[Data shown start]
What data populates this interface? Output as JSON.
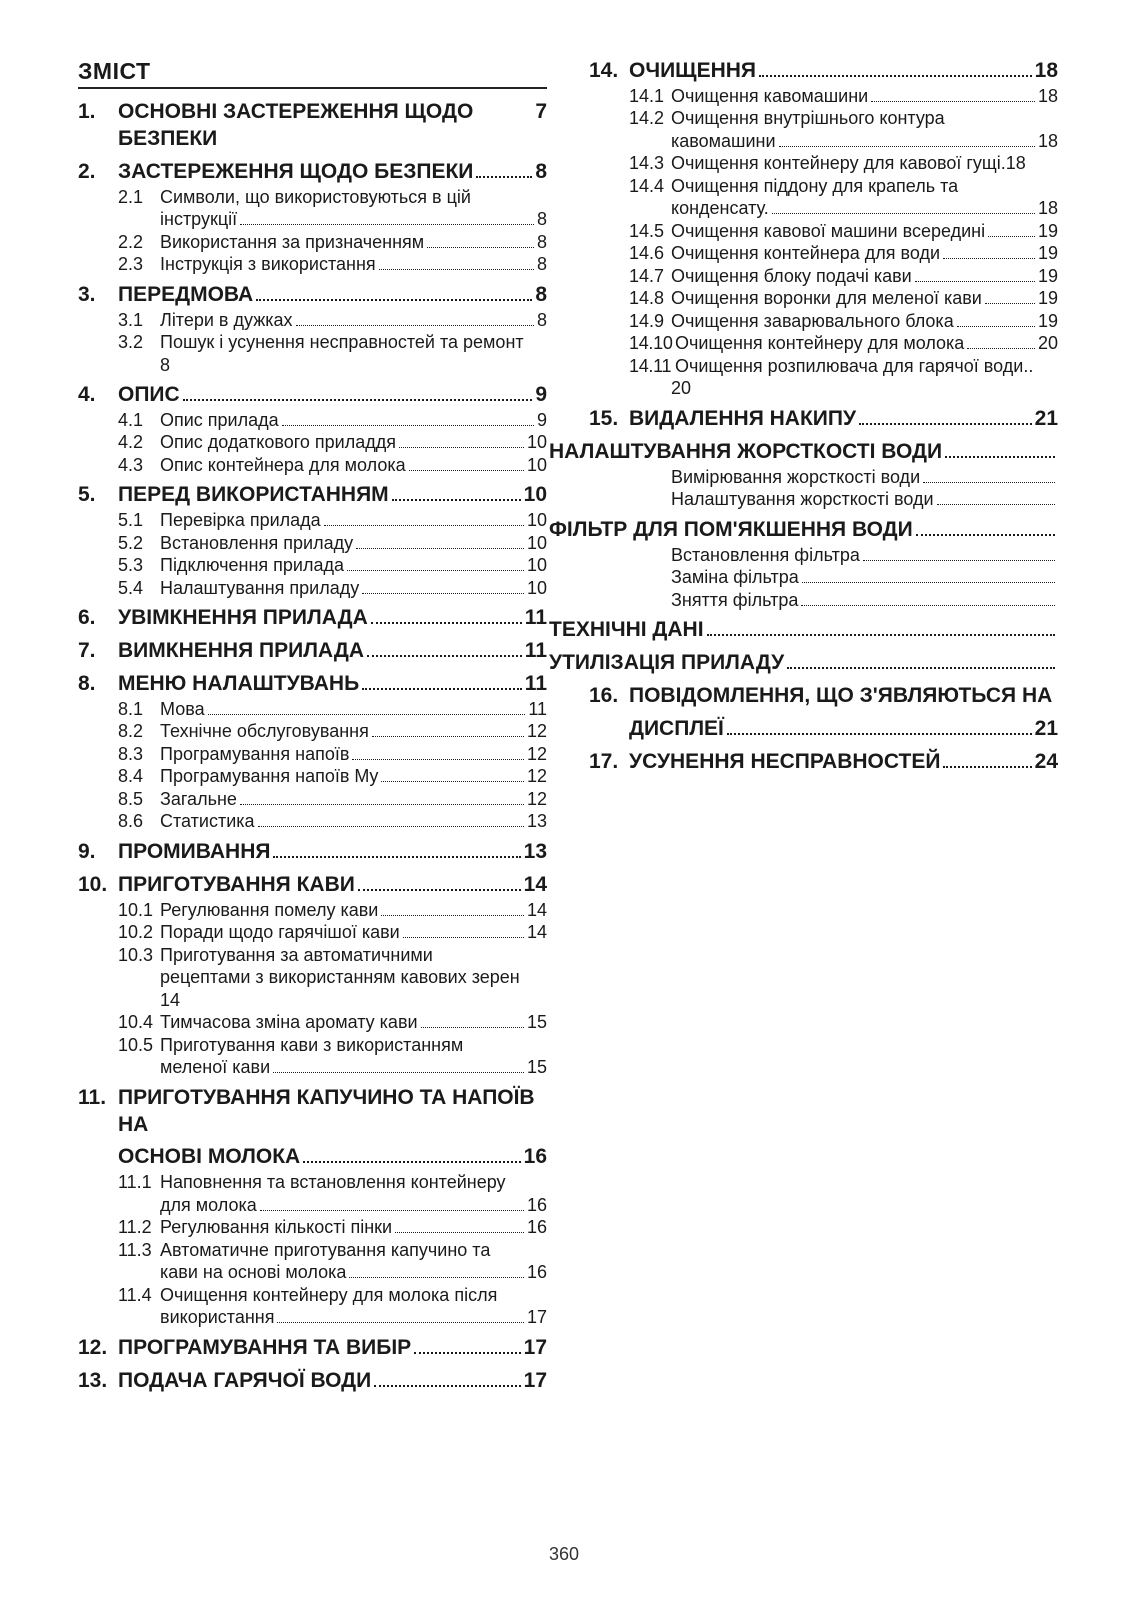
{
  "doc": {
    "toc_title": "ЗМІСТ",
    "page_number": "360"
  },
  "sections": [
    {
      "num": "1.",
      "title": "ОСНОВНІ ЗАСТЕРЕЖЕННЯ ЩОДО БЕЗПЕКИ",
      "page": "7",
      "no_leader": true,
      "nbsp_before_pg": true,
      "subs": []
    },
    {
      "num": "2.",
      "title": "ЗАСТЕРЕЖЕННЯ ЩОДО БЕЗПЕКИ",
      "page": "8",
      "subs": [
        {
          "num": "2.1",
          "lines": [
            "Символи, що використовуються в цій",
            "інструкції"
          ],
          "page": "8"
        },
        {
          "num": "2.2",
          "lines": [
            "Використання за призначенням"
          ],
          "page": "8"
        },
        {
          "num": "2.3",
          "lines": [
            "Інструкція з використання"
          ],
          "page": "8"
        }
      ]
    },
    {
      "num": "3.",
      "title": "ПЕРЕДМОВА",
      "page": "8",
      "subs": [
        {
          "num": "3.1",
          "lines": [
            "Літери в дужках"
          ],
          "page": "8"
        },
        {
          "num": "3.2",
          "lines": [
            "Пошук і усунення несправностей та ремонт"
          ],
          "page_below": "8"
        }
      ]
    },
    {
      "num": "4.",
      "title": "ОПИС",
      "page": "9",
      "subs": [
        {
          "num": "4.1",
          "lines": [
            "Опис прилада"
          ],
          "page": "9"
        },
        {
          "num": "4.2",
          "lines": [
            "Опис додаткового приладдя"
          ],
          "page": "10"
        },
        {
          "num": "4.3",
          "lines": [
            "Опис контейнера для молока"
          ],
          "page": "10"
        }
      ]
    },
    {
      "num": "5.",
      "title": "ПЕРЕД ВИКОРИСТАННЯМ",
      "page": "10",
      "subs": [
        {
          "num": "5.1",
          "lines": [
            "Перевірка прилада"
          ],
          "page": "10"
        },
        {
          "num": "5.2",
          "lines": [
            "Встановлення приладу"
          ],
          "page": "10"
        },
        {
          "num": "5.3",
          "lines": [
            "Підключення прилада"
          ],
          "page": "10"
        },
        {
          "num": "5.4",
          "lines": [
            "Налаштування приладу"
          ],
          "page": "10"
        }
      ]
    },
    {
      "num": "6.",
      "title": "УВІМКНЕННЯ ПРИЛАДА",
      "page": "11",
      "subs": []
    },
    {
      "num": "7.",
      "title": "ВИМКНЕННЯ ПРИЛАДА",
      "page": "11",
      "subs": []
    },
    {
      "num": "8.",
      "title": "МЕНЮ НАЛАШТУВАНЬ",
      "page": "11",
      "subs": [
        {
          "num": "8.1",
          "lines": [
            "Мова"
          ],
          "page": "11"
        },
        {
          "num": "8.2",
          "lines": [
            "Технічне обслуговування"
          ],
          "page": "12"
        },
        {
          "num": "8.3",
          "lines": [
            "Програмування напоїв"
          ],
          "page": "12"
        },
        {
          "num": "8.4",
          "lines": [
            "Програмування напоїв My"
          ],
          "page": "12"
        },
        {
          "num": "8.5",
          "lines": [
            "Загальне"
          ],
          "page": "12"
        },
        {
          "num": "8.6",
          "lines": [
            "Статистика"
          ],
          "page": "13"
        }
      ]
    },
    {
      "num": "9.",
      "title": "ПРОМИВАННЯ",
      "page": "13",
      "subs": []
    },
    {
      "num": "10.",
      "title": "ПРИГОТУВАННЯ КАВИ",
      "page": "14",
      "subs": [
        {
          "num": "10.1",
          "lines": [
            "Регулювання помелу кави"
          ],
          "page": "14"
        },
        {
          "num": "10.2",
          "lines": [
            "Поради щодо гарячішої кави"
          ],
          "page": "14"
        },
        {
          "num": "10.3",
          "lines": [
            "Приготування за автоматичними",
            "рецептами з використанням кавових зерен"
          ],
          "page_below": "14"
        },
        {
          "num": "10.4",
          "lines": [
            "Тимчасова зміна аромату кави"
          ],
          "page": "15"
        },
        {
          "num": "10.5",
          "lines": [
            "Приготування кави з використанням",
            "меленої кави"
          ],
          "page": "15"
        }
      ]
    },
    {
      "num": "11.",
      "title_lines": [
        "ПРИГОТУВАННЯ КАПУЧИНО ТА НАПОЇВ НА",
        "ОСНОВІ МОЛОКА"
      ],
      "page": "16",
      "allow_break": true,
      "subs": [
        {
          "num": "11.1",
          "lines": [
            "Наповнення та встановлення контейнеру",
            "для молока"
          ],
          "page": "16"
        },
        {
          "num": "11.2",
          "lines": [
            "Регулювання кількості пінки"
          ],
          "page": "16"
        },
        {
          "num": "11.3",
          "lines": [
            "Автоматичне приготування капучино та",
            "кави на основі молока"
          ],
          "page": "16"
        },
        {
          "num": "11.4",
          "lines": [
            "Очищення контейнеру для молока після",
            "використання"
          ],
          "page": "17"
        }
      ]
    },
    {
      "num": "12.",
      "title": "ПРОГРАМУВАННЯ ТА ВИБІР",
      "page": "17",
      "subs": []
    },
    {
      "num": "13.",
      "title": "ПОДАЧА ГАРЯЧОЇ ВОДИ",
      "page": "17",
      "subs": []
    },
    {
      "num": "14.",
      "title": "ОЧИЩЕННЯ",
      "page": "18",
      "subs": [
        {
          "num": "14.1",
          "lines": [
            "Очищення кавомашини"
          ],
          "page": "18"
        },
        {
          "num": "14.2",
          "lines": [
            "Очищення внутрішнього контура",
            "кавомашини"
          ],
          "page": "18"
        },
        {
          "num": "14.3",
          "lines": [
            "Очищення контейнеру для кавової гущі"
          ],
          "page": "18",
          "tight": true
        },
        {
          "num": "14.4",
          "lines": [
            "Очищення піддону для крапель та",
            "конденсату."
          ],
          "page": "18"
        },
        {
          "num": "14.5",
          "lines": [
            "Очищення кавової машини всередині"
          ],
          "page": "19"
        },
        {
          "num": "14.6",
          "lines": [
            "Очищення контейнера для води"
          ],
          "page": "19"
        },
        {
          "num": "14.7",
          "lines": [
            "Очищення блоку подачі кави"
          ],
          "page": "19"
        },
        {
          "num": "14.8",
          "lines": [
            "Очищення воронки для меленої кави"
          ],
          "page": "19"
        },
        {
          "num": "14.9",
          "lines": [
            "Очищення заварювального блока"
          ],
          "page": "19"
        },
        {
          "num": "14.10",
          "lines": [
            "Очищення контейнеру для молока"
          ],
          "page": "20",
          "tight_num": true
        },
        {
          "num": "14.11",
          "lines": [
            "Очищення розпилювача для гарячої води"
          ],
          "page_below": "20",
          "tight_num": true,
          "trailing_dots": true
        }
      ]
    },
    {
      "num": "15.",
      "title": "ВИДАЛЕННЯ НАКИПУ",
      "page": "21",
      "subs": []
    },
    {
      "num": "",
      "title": "НАЛАШТУВАННЯ ЖОРСТКОСТІ ВОДИ",
      "page": "",
      "trailing_only": true,
      "flush_left": true,
      "subs": [
        {
          "num": "",
          "lines": [
            "Вимірювання жорсткості води"
          ],
          "page": "",
          "trailing_only": true
        },
        {
          "num": "",
          "lines": [
            "Налаштування жорсткості води"
          ],
          "page": "",
          "trailing_only": true
        }
      ]
    },
    {
      "num": "",
      "title": "ФІЛЬТР ДЛЯ ПОМ'ЯКШЕННЯ ВОДИ",
      "page": "",
      "trailing_only": true,
      "flush_left": true,
      "subs": [
        {
          "num": "",
          "lines": [
            "Встановлення фільтра"
          ],
          "page": "",
          "trailing_only": true
        },
        {
          "num": "",
          "lines": [
            "Заміна фільтра"
          ],
          "page": "",
          "trailing_only": true
        },
        {
          "num": "",
          "lines": [
            "Зняття фільтра"
          ],
          "page": "",
          "trailing_only": true
        }
      ]
    },
    {
      "num": "",
      "title": "ТЕХНІЧНІ ДАНІ",
      "page": "",
      "trailing_only": true,
      "flush_left": true,
      "subs": []
    },
    {
      "num": "",
      "title": "УТИЛІЗАЦІЯ ПРИЛАДУ",
      "page": "",
      "trailing_only": true,
      "flush_left": true,
      "subs": []
    },
    {
      "num": "16.",
      "title_lines": [
        "ПОВІДОМЛЕННЯ, ЩО З'ЯВЛЯЮТЬСЯ НА",
        "ДИСПЛЕЇ"
      ],
      "page": "21",
      "subs": []
    },
    {
      "num": "17.",
      "title": "УСУНЕННЯ НЕСПРАВНОСТЕЙ",
      "page": "24",
      "subs": []
    }
  ]
}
[Data shown end]
*The exercise*.
Return every line holding the word "Регулювання" from the records.

*Task output*.
            "Регулювання помелу кави"
            "Регулювання кількості пінки"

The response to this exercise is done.